- [YOUR GOAL]
Would you please write out each entry precisely as given?

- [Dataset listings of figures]
==============================
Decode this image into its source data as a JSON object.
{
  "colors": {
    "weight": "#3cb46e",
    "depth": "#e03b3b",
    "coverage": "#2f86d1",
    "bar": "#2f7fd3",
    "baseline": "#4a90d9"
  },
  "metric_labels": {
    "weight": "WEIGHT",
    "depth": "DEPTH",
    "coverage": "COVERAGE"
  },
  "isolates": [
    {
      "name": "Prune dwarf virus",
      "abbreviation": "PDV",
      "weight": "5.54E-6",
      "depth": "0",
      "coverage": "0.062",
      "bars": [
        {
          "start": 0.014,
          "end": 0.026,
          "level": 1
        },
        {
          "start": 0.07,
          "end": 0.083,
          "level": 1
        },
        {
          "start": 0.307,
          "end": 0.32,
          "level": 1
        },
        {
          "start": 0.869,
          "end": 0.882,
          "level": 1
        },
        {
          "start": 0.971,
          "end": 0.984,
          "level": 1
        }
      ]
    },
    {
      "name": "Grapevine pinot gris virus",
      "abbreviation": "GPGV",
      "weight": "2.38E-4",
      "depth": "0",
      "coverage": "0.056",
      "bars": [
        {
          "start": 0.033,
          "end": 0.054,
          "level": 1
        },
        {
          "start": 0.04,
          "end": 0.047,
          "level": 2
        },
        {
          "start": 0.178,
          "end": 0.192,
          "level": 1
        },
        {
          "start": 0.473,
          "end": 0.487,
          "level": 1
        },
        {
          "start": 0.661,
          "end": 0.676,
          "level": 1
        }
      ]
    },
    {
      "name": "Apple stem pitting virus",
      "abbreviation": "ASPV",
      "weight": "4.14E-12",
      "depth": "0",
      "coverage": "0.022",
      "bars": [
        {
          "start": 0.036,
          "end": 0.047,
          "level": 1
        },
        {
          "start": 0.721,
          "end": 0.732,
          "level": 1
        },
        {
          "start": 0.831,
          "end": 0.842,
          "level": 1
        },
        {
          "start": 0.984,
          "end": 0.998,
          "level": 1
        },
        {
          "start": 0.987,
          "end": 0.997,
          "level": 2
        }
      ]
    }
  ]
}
==============================
- [PROBLEM SOLUTION]
Decode this image into its source data as a JSON object.
{
  "colors": {
    "weight": "#3cb46e",
    "depth": "#e03b3b",
    "coverage": "#2f86d1",
    "bar": "#2f7fd3",
    "baseline": "#4a90d9"
  },
  "metric_labels": {
    "weight": "WEIGHT",
    "depth": "DEPTH",
    "coverage": "COVERAGE"
  },
  "isolates": [
    {
      "name": "Prune dwarf virus",
      "abbreviation": "PDV",
      "weight": "5.54E-6",
      "depth": "0",
      "coverage": "0.062",
      "bars": [
        {
          "start": 0.014,
          "end": 0.026,
          "level": 1
        },
        {
          "start": 0.07,
          "end": 0.083,
          "level": 1
        },
        {
          "start": 0.307,
          "end": 0.32,
          "level": 1
        },
        {
          "start": 0.869,
          "end": 0.882,
          "level": 1
        },
        {
          "start": 0.971,
          "end": 0.984,
          "level": 1
        }
      ]
    },
    {
      "name": "Grapevine pinot gris virus",
      "abbreviation": "GPGV",
      "weight": "2.38E-4",
      "depth": "0",
      "coverage": "0.056",
      "bars": [
        {
          "start": 0.033,
          "end": 0.054,
          "level": 1
        },
        {
          "start": 0.04,
          "end": 0.047,
          "level": 2
        },
        {
          "start": 0.178,
          "end": 0.192,
          "level": 1
        },
        {
          "start": 0.473,
          "end": 0.487,
          "level": 1
        },
        {
          "start": 0.661,
          "end": 0.676,
          "level": 1
        }
      ]
    },
    {
      "name": "Apple stem pitting virus",
      "abbreviation": "ASPV",
      "weight": "4.14E-12",
      "depth": "0",
      "coverage": "0.022",
      "bars": [
        {
          "start": 0.036,
          "end": 0.047,
          "level": 1
        },
        {
          "start": 0.721,
          "end": 0.732,
          "level": 1
        },
        {
          "start": 0.831,
          "end": 0.842,
          "level": 1
        },
        {
          "start": 0.984,
          "end": 0.998,
          "level": 1
        },
        {
          "start": 0.987,
          "end": 0.997,
          "level": 2
        }
      ]
    }
  ]
}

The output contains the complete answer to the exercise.